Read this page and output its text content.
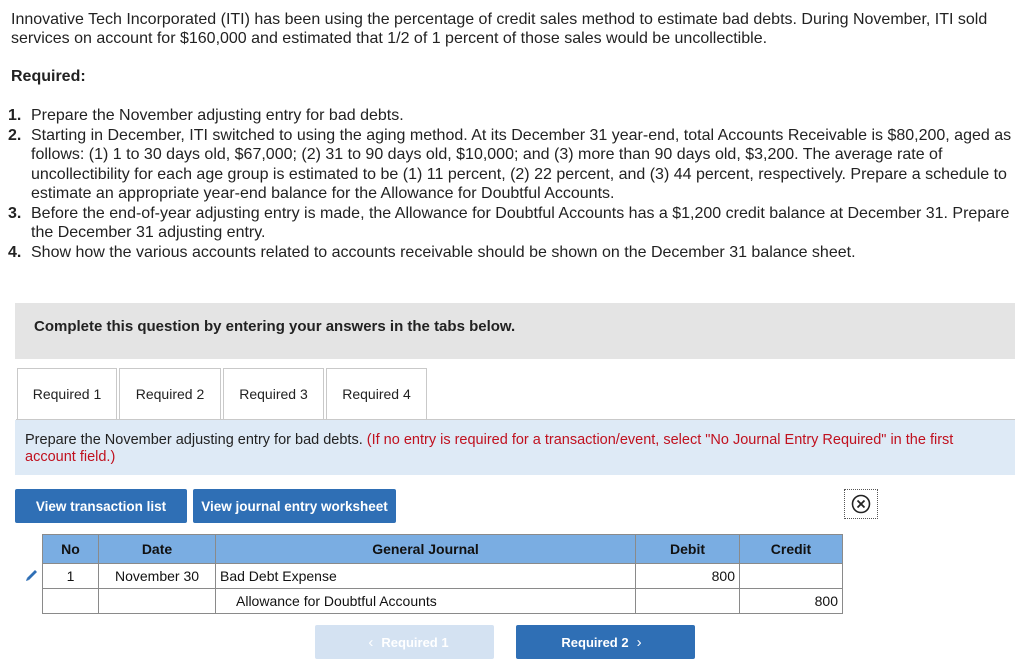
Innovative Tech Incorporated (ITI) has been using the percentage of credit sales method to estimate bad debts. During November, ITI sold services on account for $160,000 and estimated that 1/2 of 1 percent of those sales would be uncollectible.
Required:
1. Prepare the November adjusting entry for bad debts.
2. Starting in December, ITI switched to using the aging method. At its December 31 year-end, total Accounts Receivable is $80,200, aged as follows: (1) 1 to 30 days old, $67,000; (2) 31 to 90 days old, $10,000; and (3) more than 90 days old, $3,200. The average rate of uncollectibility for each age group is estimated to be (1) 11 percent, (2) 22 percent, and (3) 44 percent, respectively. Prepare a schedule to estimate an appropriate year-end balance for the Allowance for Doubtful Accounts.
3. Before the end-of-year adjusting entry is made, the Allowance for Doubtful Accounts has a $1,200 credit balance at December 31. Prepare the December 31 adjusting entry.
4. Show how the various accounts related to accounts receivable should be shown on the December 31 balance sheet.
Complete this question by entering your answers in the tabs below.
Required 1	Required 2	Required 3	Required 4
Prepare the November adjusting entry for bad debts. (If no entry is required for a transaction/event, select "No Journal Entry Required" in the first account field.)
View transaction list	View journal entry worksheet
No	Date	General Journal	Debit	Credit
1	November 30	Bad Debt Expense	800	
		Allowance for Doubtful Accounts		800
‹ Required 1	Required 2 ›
----
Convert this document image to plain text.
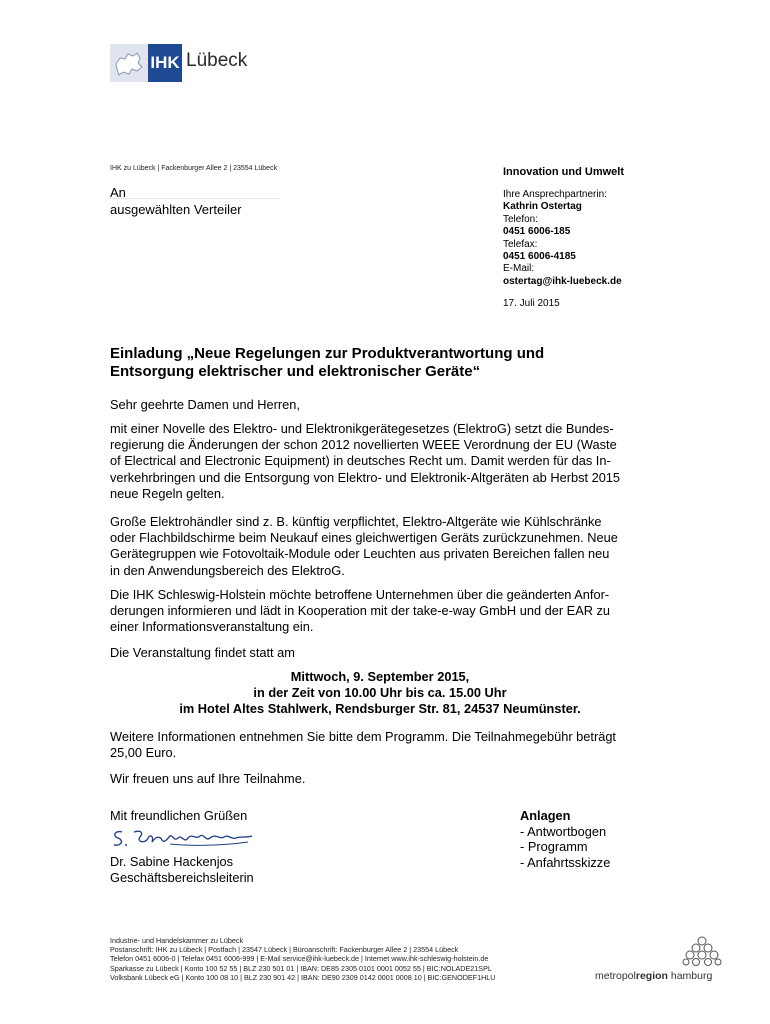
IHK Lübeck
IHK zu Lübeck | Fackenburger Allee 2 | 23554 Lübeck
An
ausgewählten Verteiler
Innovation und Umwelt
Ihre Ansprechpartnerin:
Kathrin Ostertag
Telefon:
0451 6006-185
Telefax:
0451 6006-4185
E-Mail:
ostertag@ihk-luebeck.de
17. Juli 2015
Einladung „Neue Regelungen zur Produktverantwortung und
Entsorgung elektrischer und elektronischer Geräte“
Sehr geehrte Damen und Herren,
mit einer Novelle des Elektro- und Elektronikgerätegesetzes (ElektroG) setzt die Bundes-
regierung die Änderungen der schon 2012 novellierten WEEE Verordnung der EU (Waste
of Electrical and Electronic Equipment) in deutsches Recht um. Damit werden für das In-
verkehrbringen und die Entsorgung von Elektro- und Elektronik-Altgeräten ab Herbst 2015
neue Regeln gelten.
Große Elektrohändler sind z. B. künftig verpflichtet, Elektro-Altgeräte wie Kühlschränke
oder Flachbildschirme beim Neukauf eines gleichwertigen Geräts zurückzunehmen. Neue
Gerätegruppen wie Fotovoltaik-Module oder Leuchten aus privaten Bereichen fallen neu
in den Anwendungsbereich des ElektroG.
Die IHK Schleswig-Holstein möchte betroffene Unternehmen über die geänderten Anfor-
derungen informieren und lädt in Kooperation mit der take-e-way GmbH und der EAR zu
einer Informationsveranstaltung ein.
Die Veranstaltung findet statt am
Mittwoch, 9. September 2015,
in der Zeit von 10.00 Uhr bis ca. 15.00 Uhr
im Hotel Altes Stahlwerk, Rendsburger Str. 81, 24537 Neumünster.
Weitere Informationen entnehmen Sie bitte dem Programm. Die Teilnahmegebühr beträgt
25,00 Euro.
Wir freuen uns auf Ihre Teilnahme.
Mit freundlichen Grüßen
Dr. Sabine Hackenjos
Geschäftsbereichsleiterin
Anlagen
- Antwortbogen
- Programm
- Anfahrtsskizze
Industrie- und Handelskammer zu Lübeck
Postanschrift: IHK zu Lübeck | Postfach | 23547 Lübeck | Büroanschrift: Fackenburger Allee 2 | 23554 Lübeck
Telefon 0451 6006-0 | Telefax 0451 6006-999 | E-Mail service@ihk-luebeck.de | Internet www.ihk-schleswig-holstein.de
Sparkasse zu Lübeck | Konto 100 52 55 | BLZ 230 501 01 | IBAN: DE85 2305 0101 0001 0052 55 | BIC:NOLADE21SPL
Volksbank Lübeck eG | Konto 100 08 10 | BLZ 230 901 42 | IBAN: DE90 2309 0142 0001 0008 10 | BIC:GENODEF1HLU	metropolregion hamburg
----
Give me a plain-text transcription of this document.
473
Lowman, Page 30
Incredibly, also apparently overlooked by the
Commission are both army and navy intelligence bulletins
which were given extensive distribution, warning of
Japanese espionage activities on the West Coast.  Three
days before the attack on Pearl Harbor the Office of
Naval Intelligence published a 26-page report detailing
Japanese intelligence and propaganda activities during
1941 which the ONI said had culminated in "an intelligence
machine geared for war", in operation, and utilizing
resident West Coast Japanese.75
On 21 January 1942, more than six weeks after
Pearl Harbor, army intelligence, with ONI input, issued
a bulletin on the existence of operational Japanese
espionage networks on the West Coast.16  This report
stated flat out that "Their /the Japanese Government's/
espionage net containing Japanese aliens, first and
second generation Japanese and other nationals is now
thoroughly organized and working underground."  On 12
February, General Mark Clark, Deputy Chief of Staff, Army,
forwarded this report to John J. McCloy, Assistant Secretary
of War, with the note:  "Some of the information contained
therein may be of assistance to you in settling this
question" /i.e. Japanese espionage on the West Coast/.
----
- WHAT TO DO: Return each line that includes "IBAN".

- EXERCISE ANSWER:
Sparkasse zu Lübeck | Konto 100 52 55 | BLZ 230 501 01 | IBAN: DE85 2305 0101 0001 0052 55 | BIC:NOLADE21SPL
Volksbank Lübeck eG | Konto 100 08 10 | BLZ 230 901 42 | IBAN: DE90 2309 0142 0001 0008 10 | BIC:GENODEF1HLU	metropolregion hamburg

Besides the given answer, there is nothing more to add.